═══ Task inputs ═══

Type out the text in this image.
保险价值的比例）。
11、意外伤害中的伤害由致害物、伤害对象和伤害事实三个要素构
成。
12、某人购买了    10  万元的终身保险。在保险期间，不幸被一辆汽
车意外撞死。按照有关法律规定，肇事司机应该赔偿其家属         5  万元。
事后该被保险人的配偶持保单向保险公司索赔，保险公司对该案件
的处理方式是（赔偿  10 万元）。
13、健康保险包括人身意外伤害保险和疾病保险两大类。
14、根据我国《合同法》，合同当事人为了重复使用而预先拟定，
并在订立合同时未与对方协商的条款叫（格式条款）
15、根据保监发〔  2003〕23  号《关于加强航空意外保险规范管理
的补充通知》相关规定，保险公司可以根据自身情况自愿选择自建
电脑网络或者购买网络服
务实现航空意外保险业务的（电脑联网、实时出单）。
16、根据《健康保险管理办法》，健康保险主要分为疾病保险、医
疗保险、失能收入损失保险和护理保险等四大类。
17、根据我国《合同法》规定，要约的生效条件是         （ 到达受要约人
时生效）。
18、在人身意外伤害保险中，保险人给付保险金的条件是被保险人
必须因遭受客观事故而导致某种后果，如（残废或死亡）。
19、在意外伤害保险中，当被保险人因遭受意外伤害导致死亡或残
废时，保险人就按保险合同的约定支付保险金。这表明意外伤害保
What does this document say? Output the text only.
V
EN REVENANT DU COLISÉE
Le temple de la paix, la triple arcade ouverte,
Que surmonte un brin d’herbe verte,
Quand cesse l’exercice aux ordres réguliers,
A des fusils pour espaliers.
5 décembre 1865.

═══

**Task brief:** Here, the records must be output exactly and in full.

**Written response:**
Type out the text in this image.
保险价值的比例）。
11、意外伤害中的伤害由致害物、伤害对象和伤害事实三个要素构
成。
12、某人购买了    10  万元的终身保险。在保险期间，不幸被一辆汽
车意外撞死。按照有关法律规定，肇事司机应该赔偿其家属         5  万元。
事后该被保险人的配偶持保单向保险公司索赔，保险公司对该案件
的处理方式是（赔偿  10 万元）。
13、健康保险包括人身意外伤害保险和疾病保险两大类。
14、根据我国《合同法》，合同当事人为了重复使用而预先拟定，
并在订立合同时未与对方协商的条款叫（格式条款）
15、根据保监发〔  2003〕23  号《关于加强航空意外保险规范管理
的补充通知》相关规定，保险公司可以根据自身情况自愿选择自建
电脑网络或者购买网络服
务实现航空意外保险业务的（电脑联网、实时出单）。
16、根据《健康保险管理办法》，健康保险主要分为疾病保险、医
疗保险、失能收入损失保险和护理保险等四大类。
17、根据我国《合同法》规定，要约的生效条件是         （ 到达受要约人
时生效）。
18、在人身意外伤害保险中，保险人给付保险金的条件是被保险人
必须因遭受客观事故而导致某种后果，如（残废或死亡）。
19、在意外伤害保险中，当被保险人因遭受意外伤害导致死亡或残
废时，保险人就按保险合同的约定支付保险金。这表明意外伤害保
What does this document say? Output the text only.
V
EN REVENANT DU COLISÉE
Le temple de la paix, la triple arcade ouverte,
Que surmonte un brin d’herbe verte,
Quand cesse l’exercice aux ordres réguliers,
A des fusils pour espaliers.
5 décembre 1865.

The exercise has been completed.